WHAT NEEDS TO BE DONE:
Every entry that follows needs to be repeated exactly.

****************************************

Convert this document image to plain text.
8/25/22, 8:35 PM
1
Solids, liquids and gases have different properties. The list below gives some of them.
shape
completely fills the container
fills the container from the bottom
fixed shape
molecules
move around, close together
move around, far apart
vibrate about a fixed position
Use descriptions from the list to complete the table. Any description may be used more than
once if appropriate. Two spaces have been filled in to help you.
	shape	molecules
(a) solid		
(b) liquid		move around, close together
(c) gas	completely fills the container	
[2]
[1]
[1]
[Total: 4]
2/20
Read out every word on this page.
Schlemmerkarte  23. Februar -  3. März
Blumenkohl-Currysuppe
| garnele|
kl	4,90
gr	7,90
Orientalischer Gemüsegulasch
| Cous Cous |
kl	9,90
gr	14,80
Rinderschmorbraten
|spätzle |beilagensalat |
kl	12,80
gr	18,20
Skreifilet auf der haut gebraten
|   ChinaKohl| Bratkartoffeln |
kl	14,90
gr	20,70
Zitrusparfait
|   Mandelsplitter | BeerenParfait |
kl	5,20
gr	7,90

****************************************

RESPONSE:
Convert this document image to plain text.
8/25/22, 8:35 PM
1
Solids, liquids and gases have different properties. The list below gives some of them.
shape
completely fills the container
fills the container from the bottom
fixed shape
molecules
move around, close together
move around, far apart
vibrate about a fixed position
Use descriptions from the list to complete the table. Any description may be used more than
once if appropriate. Two spaces have been filled in to help you.
	shape	molecules
(a) solid		
(b) liquid		move around, close together
(c) gas	completely fills the container	
[2]
[1]
[1]
[Total: 4]
2/20
Read out every word on this page.
Schlemmerkarte  23. Februar -  3. März
Blumenkohl-Currysuppe
| garnele|
kl	4,90
gr	7,90
Orientalischer Gemüsegulasch
| Cous Cous |
kl	9,90
gr	14,80
Rinderschmorbraten
|spätzle |beilagensalat |
kl	12,80
gr	18,20
Skreifilet auf der haut gebraten
|   ChinaKohl| Bratkartoffeln |
kl	14,90
gr	20,70
Zitrusparfait
|   Mandelsplitter | BeerenParfait |
kl	5,20
gr	7,90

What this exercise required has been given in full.